• _Set exercise_
Using the data below, copy every line that contains the word "name".
═════ Exercise data ═════
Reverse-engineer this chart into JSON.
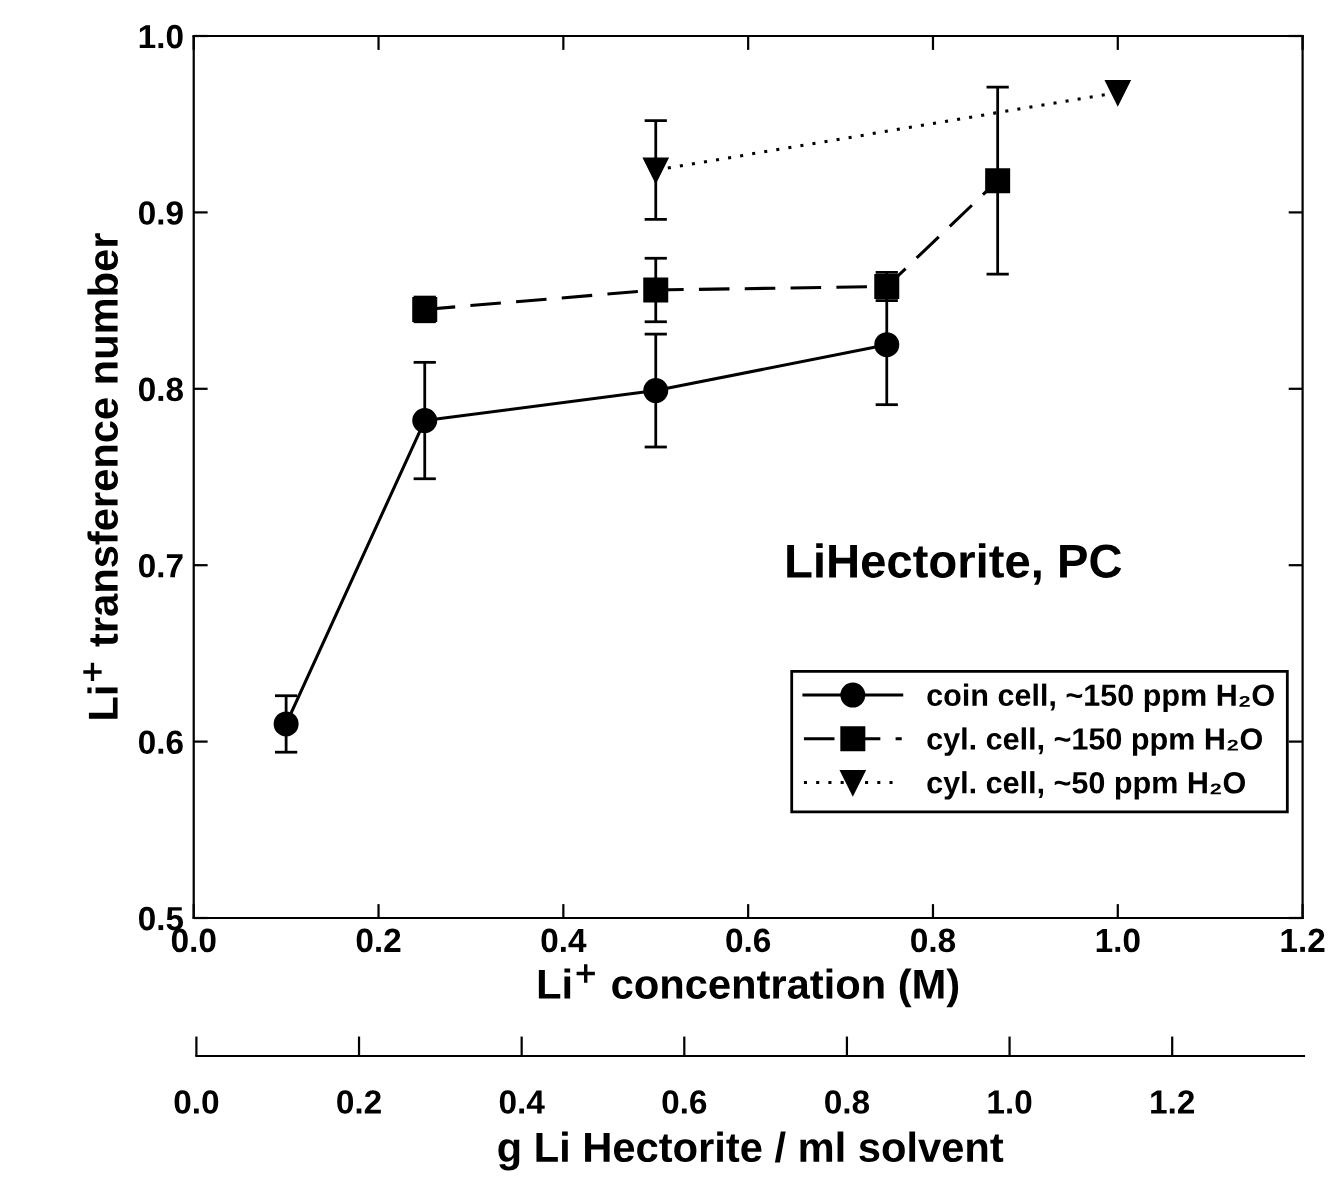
{
  "chart_data": {
    "type": "line",
    "xlabel": "Li$^{+}$ concentration (M)",
    "ylabel": "Li$^{+}$ transference number",
    "x2label": "g Li Hectorite / ml solvent",
    "xlim": [
      0,
      1.2
    ],
    "xticks": [
      {
        "value": 0,
        "label": "0.0"
      },
      0.2,
      0.4,
      0.6,
      0.8,
      {
        "value": 1,
        "label": "1.0"
      },
      1.2
    ],
    "ylim": [
      0.5,
      1.0
    ],
    "yticks": [
      0.5,
      0.6,
      0.7,
      0.8,
      0.9,
      {
        "value": 1,
        "label": "1.0"
      }
    ],
    "x2lim": [
      0,
      1.362
    ],
    "x2ticks": [
      {
        "value": 0,
        "label": "0.0"
      },
      0.2,
      0.4,
      0.6,
      0.8,
      {
        "value": 1,
        "label": "1.0"
      },
      1.2
    ],
    "annotations": [
      "LiHectorite, PC"
    ],
    "legend": "right",
    "grid": false,
    "series": [
      {
        "name": "coin cell, ~150 ppm H₂O",
        "color": "#000000",
        "marker": "circle",
        "line_style": "solid",
        "x": [
          0.1,
          0.25,
          0.5,
          0.75
        ],
        "values": [
          0.61,
          0.782,
          0.799,
          0.825
        ],
        "errors": [
          0.016,
          0.033,
          0.032,
          0.034
        ]
      },
      {
        "name": "cyl. cell, ~150 ppm H₂O",
        "color": "#000000",
        "marker": "square",
        "line_style": "dashed",
        "x": [
          0.25,
          0.5,
          0.75,
          0.87
        ],
        "values": [
          0.845,
          0.856,
          0.858,
          0.918
        ],
        "errors": [
          0.007,
          0.018,
          0.008,
          0.053
        ]
      },
      {
        "name": "cyl. cell, ~50 ppm H₂O",
        "color": "#000000",
        "marker": "triangle",
        "line_style": "dotted",
        "x": [
          0.5,
          1.0
        ],
        "values": [
          0.924,
          0.968
        ],
        "errors": [
          0.028,
          null
        ]
      }
    ]
  }
}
═════
• _Reply to the exercise_
        "name": "coin cell, ~150 ppm H₂O",
        "name": "cyl. cell, ~150 ppm H₂O",
        "name": "cyl. cell, ~50 ppm H₂O",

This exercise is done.